Given task ▸
Answer with one number only: the number of lines that contain "button".

── Entries shown

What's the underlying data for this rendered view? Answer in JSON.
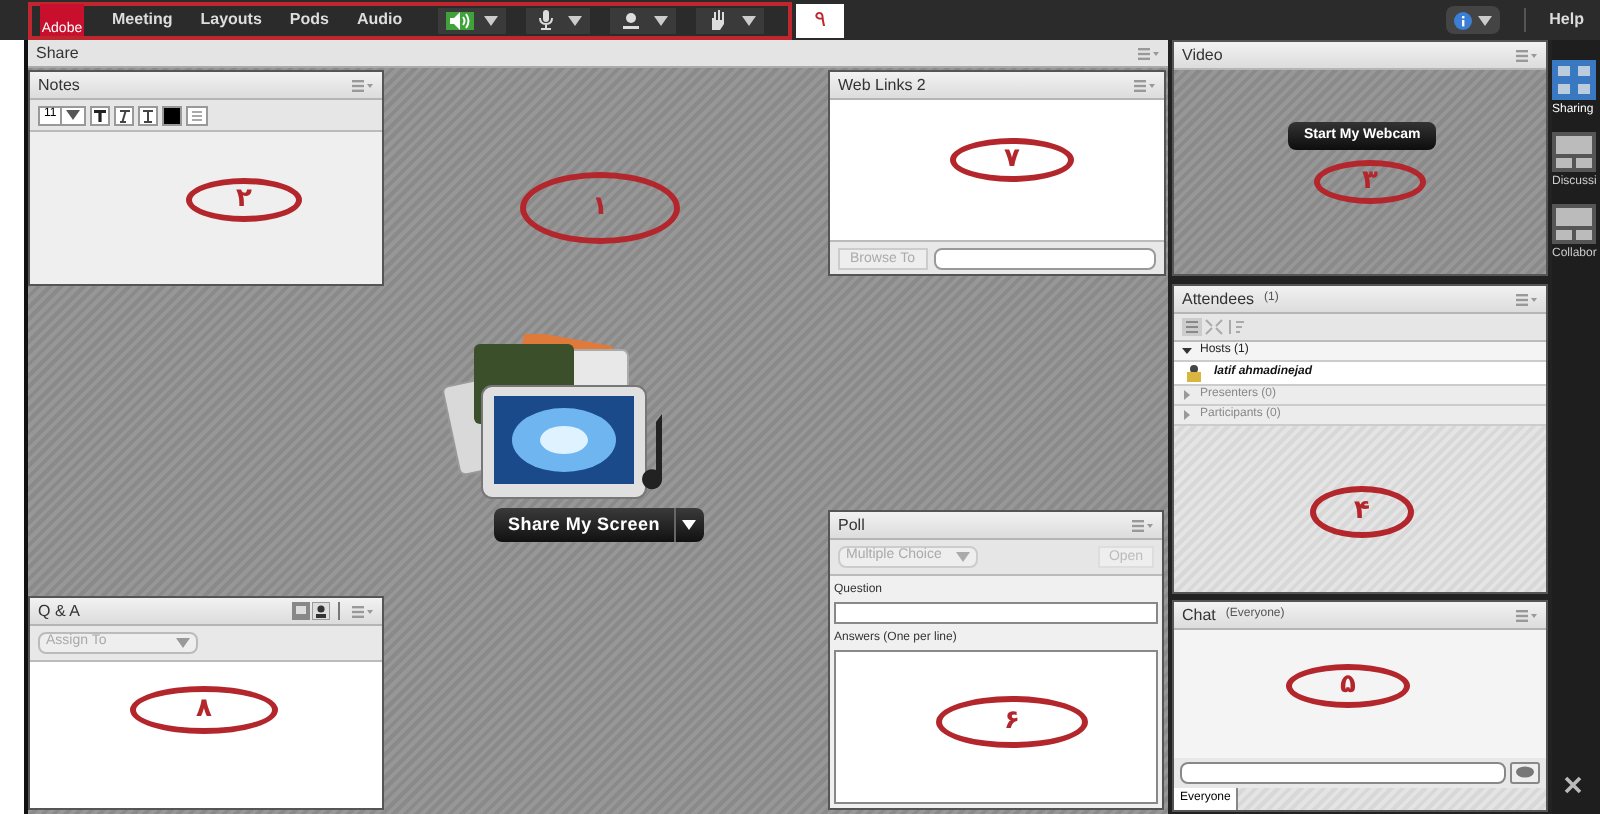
{
  "menubar": {
    "logo_text": "Adobe",
    "menus": [
      "Meeting",
      "Layouts",
      "Pods",
      "Audio"
    ],
    "tools": [
      {
        "kind": "speaker",
        "on": true
      },
      {
        "kind": "microphone",
        "on": false
      },
      {
        "kind": "webcam",
        "on": false
      },
      {
        "kind": "hand",
        "on": false
      }
    ],
    "annotation": "۹",
    "help": "Help"
  },
  "share": {
    "title": "Share",
    "button": "Share My Screen",
    "annotation": "۱"
  },
  "notes": {
    "title": "Notes",
    "font_size": "11",
    "annotation": "۲"
  },
  "web_links": {
    "title": "Web Links 2",
    "button": "Browse To",
    "annotation": "۷"
  },
  "qa": {
    "title": "Q & A",
    "assign": "Assign To",
    "annotation": "۸"
  },
  "poll": {
    "title": "Poll",
    "type": "Multiple Choice",
    "button": "Open",
    "question_label": "Question",
    "answers_label": "Answers (One per line)",
    "annotation": "۶"
  },
  "video": {
    "title": "Video",
    "button": "Start My Webcam",
    "annotation": "۳"
  },
  "attendees": {
    "title": "Attendees",
    "count": "(1)",
    "groups": [
      {
        "label": "Hosts (1)",
        "expanded": true,
        "children": [
          {
            "name": "latif ahmadinejad"
          }
        ]
      },
      {
        "label": "Presenters (0)",
        "expanded": false
      },
      {
        "label": "Participants (0)",
        "expanded": false
      }
    ],
    "annotation": "۴"
  },
  "chat": {
    "title": "Chat",
    "scope": "(Everyone)",
    "tab": "Everyone",
    "annotation": "۵"
  },
  "layouts": [
    {
      "label": "Sharing",
      "selected": true
    },
    {
      "label": "Discussi",
      "selected": false
    },
    {
      "label": "Collabor",
      "selected": false
    }
  ]
}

────

Output below ▸
4